## Supplied material
>>>

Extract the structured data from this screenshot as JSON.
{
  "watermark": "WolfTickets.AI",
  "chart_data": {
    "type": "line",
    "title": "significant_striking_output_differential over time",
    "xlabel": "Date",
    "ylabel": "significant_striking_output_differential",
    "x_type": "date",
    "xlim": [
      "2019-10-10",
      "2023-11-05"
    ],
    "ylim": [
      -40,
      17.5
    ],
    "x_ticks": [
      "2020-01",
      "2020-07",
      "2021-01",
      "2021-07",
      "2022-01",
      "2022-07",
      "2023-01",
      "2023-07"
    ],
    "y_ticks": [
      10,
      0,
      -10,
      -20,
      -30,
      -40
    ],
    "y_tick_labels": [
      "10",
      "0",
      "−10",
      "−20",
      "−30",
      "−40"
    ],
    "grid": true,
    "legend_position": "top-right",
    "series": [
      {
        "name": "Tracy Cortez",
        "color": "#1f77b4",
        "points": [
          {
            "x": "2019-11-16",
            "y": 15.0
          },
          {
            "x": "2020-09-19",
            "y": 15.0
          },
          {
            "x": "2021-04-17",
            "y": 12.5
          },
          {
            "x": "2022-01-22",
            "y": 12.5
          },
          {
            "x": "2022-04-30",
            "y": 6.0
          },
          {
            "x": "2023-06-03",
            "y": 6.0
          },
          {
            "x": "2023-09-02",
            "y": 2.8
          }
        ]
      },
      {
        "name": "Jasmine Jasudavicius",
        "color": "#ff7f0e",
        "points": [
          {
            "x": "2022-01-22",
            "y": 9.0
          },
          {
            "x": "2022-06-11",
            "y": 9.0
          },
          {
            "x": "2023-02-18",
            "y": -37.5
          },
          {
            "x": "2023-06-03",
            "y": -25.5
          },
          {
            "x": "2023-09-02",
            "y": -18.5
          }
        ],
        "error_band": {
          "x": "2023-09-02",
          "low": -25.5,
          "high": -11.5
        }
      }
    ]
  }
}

<<<

## Instruction
Reproduce the listing above verbatim, from first line to last.

## Exercise output
Extract the structured data from this screenshot as JSON.
{
  "watermark": "WolfTickets.AI",
  "chart_data": {
    "type": "line",
    "title": "significant_striking_output_differential over time",
    "xlabel": "Date",
    "ylabel": "significant_striking_output_differential",
    "x_type": "date",
    "xlim": [
      "2019-10-10",
      "2023-11-05"
    ],
    "ylim": [
      -40,
      17.5
    ],
    "x_ticks": [
      "2020-01",
      "2020-07",
      "2021-01",
      "2021-07",
      "2022-01",
      "2022-07",
      "2023-01",
      "2023-07"
    ],
    "y_ticks": [
      10,
      0,
      -10,
      -20,
      -30,
      -40
    ],
    "y_tick_labels": [
      "10",
      "0",
      "−10",
      "−20",
      "−30",
      "−40"
    ],
    "grid": true,
    "legend_position": "top-right",
    "series": [
      {
        "name": "Tracy Cortez",
        "color": "#1f77b4",
        "points": [
          {
            "x": "2019-11-16",
            "y": 15.0
          },
          {
            "x": "2020-09-19",
            "y": 15.0
          },
          {
            "x": "2021-04-17",
            "y": 12.5
          },
          {
            "x": "2022-01-22",
            "y": 12.5
          },
          {
            "x": "2022-04-30",
            "y": 6.0
          },
          {
            "x": "2023-06-03",
            "y": 6.0
          },
          {
            "x": "2023-09-02",
            "y": 2.8
          }
        ]
      },
      {
        "name": "Jasmine Jasudavicius",
        "color": "#ff7f0e",
        "points": [
          {
            "x": "2022-01-22",
            "y": 9.0
          },
          {
            "x": "2022-06-11",
            "y": 9.0
          },
          {
            "x": "2023-02-18",
            "y": -37.5
          },
          {
            "x": "2023-06-03",
            "y": -25.5
          },
          {
            "x": "2023-09-02",
            "y": -18.5
          }
        ],
        "error_band": {
          "x": "2023-09-02",
          "low": -25.5,
          "high": -11.5
        }
      }
    ]
  }
}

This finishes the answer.